● **Aim of the exercise**
Please copy every line of the records below that holds the word "пробой".

————

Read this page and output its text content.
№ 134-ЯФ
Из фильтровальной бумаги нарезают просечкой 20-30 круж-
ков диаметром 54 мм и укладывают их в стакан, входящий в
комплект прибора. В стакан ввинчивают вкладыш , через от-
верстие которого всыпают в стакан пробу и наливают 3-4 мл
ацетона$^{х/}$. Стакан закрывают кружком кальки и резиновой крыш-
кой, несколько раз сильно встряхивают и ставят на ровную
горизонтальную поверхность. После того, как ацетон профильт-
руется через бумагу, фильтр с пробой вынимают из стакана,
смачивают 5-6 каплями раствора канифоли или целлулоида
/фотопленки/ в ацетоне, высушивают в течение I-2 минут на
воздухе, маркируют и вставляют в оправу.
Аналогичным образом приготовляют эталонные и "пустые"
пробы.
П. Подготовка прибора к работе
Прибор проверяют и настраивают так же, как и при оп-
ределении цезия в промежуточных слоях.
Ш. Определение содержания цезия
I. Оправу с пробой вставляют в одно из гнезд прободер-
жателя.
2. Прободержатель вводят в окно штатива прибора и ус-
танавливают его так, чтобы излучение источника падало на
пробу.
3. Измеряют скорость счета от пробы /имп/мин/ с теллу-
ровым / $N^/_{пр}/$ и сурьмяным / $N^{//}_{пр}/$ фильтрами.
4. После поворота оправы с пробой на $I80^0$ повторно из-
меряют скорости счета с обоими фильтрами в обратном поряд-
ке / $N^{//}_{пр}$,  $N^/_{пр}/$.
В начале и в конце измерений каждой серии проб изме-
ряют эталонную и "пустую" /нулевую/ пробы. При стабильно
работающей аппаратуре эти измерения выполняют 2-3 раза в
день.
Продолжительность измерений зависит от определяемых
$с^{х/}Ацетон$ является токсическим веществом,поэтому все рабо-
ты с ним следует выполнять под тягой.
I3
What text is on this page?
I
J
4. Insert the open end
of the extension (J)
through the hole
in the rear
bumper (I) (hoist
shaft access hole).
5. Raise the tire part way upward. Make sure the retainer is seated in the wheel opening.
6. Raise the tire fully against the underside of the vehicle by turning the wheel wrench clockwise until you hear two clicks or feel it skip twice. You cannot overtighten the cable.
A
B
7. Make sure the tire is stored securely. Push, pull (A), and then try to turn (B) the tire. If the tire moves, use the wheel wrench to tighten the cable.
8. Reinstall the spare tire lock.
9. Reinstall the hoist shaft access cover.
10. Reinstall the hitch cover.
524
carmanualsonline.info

————

● **Output for this task**
руется через бумагу, фильтр с пробой вынимают из стакана,
I. Оправу с пробой вставляют в одно из гнезд прободер-
4. После поворота оправы с пробой на $I80^0$ повторно из-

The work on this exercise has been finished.